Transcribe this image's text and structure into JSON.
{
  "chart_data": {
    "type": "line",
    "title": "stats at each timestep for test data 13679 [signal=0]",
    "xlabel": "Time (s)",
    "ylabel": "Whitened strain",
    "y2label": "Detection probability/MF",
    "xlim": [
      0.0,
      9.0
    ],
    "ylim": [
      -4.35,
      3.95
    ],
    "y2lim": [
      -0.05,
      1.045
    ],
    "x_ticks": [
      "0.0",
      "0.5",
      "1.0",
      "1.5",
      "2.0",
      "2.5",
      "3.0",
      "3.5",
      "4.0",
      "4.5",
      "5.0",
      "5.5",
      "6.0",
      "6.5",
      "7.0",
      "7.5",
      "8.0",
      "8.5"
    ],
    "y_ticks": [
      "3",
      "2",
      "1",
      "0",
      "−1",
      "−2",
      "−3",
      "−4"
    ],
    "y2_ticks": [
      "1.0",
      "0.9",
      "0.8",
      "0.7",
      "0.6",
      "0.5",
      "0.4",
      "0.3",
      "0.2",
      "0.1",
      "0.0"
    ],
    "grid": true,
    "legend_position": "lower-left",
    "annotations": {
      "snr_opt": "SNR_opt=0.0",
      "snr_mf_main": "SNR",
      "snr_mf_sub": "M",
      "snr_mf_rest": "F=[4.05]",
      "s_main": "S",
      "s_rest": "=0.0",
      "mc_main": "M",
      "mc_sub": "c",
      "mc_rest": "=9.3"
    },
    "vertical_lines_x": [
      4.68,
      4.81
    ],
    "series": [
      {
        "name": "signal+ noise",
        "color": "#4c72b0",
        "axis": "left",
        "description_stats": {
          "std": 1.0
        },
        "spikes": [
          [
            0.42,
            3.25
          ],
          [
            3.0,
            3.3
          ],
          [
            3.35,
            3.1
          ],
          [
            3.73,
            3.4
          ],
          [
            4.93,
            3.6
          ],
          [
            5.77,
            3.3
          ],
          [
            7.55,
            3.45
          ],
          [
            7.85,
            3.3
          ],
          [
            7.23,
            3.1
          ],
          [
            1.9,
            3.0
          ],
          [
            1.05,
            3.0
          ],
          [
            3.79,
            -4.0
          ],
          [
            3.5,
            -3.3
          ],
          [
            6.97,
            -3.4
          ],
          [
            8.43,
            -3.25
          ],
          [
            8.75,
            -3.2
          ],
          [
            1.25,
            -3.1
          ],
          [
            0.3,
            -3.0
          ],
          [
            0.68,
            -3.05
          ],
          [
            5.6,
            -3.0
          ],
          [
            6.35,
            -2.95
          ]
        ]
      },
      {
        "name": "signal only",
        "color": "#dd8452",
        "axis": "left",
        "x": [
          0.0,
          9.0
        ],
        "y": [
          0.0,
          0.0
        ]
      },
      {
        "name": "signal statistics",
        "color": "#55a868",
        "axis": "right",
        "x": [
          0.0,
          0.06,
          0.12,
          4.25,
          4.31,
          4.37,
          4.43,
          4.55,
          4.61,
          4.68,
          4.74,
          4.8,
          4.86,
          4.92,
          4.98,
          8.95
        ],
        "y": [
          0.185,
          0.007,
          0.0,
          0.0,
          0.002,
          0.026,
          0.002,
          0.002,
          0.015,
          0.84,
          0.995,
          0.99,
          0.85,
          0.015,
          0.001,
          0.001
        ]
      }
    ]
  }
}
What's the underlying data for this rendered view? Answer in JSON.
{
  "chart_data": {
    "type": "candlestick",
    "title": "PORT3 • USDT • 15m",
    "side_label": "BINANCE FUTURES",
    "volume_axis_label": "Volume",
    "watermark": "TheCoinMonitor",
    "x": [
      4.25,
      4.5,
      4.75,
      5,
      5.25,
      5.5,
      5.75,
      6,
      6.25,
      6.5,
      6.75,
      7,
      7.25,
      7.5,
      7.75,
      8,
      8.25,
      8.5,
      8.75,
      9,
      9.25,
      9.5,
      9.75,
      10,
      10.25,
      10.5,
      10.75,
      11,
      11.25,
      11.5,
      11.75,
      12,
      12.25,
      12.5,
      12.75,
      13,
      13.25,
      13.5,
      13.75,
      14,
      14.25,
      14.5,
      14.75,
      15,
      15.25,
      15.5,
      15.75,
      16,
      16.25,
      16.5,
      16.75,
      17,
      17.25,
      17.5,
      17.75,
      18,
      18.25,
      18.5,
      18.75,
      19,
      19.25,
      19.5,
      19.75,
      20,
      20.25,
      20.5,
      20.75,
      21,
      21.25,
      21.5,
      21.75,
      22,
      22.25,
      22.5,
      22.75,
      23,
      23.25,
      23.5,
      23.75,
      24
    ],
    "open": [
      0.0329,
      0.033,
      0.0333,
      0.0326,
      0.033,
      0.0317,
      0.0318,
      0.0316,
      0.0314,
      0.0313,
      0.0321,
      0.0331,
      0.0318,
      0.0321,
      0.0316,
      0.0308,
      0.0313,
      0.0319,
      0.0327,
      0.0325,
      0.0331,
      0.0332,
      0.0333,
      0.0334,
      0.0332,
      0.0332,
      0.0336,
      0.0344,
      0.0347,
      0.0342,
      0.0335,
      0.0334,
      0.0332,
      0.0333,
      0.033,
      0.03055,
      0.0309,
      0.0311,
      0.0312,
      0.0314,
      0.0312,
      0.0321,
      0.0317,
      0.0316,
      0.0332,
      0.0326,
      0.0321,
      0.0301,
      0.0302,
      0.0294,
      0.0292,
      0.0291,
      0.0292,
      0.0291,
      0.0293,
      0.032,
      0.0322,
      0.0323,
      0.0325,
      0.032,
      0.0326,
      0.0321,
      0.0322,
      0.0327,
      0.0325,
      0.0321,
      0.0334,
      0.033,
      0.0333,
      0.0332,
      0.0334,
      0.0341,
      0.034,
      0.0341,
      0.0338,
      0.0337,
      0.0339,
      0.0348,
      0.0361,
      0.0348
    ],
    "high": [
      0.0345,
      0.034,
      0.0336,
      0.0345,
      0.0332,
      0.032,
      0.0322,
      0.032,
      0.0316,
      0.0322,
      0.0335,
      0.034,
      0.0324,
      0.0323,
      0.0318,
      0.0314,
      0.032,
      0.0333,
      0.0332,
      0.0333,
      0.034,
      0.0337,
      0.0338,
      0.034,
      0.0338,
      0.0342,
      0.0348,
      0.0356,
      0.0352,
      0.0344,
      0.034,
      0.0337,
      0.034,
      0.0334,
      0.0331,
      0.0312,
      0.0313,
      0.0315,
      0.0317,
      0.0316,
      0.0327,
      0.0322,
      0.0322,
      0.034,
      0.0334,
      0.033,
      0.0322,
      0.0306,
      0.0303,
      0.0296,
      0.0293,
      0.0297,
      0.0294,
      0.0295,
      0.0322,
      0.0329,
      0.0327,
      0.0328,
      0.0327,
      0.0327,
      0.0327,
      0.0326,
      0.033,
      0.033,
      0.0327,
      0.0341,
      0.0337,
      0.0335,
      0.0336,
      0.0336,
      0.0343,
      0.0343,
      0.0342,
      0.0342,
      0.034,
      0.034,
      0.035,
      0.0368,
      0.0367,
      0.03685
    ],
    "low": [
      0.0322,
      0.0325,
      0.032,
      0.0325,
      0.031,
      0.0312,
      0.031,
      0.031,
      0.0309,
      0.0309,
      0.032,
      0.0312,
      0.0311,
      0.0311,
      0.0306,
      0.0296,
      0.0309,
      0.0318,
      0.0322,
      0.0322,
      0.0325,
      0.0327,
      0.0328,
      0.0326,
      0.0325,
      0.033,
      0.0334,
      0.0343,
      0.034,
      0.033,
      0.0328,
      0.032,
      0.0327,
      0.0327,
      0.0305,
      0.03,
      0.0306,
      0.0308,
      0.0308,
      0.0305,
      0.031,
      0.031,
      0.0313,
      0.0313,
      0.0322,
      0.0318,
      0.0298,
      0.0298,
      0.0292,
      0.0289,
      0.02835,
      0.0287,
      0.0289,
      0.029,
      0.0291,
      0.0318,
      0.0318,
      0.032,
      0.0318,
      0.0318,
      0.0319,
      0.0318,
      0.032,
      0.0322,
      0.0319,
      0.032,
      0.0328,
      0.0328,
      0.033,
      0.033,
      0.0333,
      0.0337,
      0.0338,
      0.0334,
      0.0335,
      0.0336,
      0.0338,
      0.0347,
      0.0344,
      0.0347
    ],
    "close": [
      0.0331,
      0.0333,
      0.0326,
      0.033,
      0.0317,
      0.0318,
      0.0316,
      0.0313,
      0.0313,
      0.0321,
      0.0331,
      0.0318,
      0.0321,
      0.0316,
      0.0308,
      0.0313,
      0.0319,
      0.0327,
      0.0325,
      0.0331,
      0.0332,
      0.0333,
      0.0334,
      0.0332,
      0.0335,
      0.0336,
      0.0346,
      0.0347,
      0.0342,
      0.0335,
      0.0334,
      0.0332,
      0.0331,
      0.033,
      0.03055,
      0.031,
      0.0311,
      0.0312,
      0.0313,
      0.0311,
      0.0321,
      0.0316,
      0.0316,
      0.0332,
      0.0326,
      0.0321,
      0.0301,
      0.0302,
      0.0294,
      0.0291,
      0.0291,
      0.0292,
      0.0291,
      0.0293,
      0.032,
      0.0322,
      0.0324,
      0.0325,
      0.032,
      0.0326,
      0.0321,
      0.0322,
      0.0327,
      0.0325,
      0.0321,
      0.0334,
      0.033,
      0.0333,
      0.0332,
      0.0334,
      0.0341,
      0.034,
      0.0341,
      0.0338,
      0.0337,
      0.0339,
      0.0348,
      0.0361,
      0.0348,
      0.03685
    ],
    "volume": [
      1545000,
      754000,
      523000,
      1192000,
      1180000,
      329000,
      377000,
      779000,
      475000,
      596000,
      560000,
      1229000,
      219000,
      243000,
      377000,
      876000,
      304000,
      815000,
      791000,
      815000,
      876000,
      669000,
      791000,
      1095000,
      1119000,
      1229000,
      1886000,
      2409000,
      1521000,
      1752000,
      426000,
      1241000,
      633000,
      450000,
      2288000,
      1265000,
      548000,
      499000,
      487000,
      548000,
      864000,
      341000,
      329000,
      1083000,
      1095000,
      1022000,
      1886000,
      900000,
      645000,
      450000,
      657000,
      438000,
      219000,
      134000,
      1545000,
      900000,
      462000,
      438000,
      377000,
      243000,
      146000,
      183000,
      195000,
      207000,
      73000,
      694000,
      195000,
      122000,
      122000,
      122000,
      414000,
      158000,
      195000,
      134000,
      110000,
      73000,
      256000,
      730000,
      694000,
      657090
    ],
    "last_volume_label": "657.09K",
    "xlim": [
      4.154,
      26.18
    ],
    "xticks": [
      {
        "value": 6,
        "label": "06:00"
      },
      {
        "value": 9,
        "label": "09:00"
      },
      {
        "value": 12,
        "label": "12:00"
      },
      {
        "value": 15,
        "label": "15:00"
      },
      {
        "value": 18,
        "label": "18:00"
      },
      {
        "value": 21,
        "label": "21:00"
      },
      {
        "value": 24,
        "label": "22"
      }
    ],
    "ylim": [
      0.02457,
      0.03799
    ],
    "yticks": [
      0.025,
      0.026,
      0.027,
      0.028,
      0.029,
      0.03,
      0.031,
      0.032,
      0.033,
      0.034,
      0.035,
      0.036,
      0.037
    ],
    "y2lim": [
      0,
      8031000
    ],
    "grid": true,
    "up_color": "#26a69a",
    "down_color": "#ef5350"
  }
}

◆ **Stated goal**: From the records above, how many lines include the word "signal"? Only the number is wanted.

◆ **Solution**: 4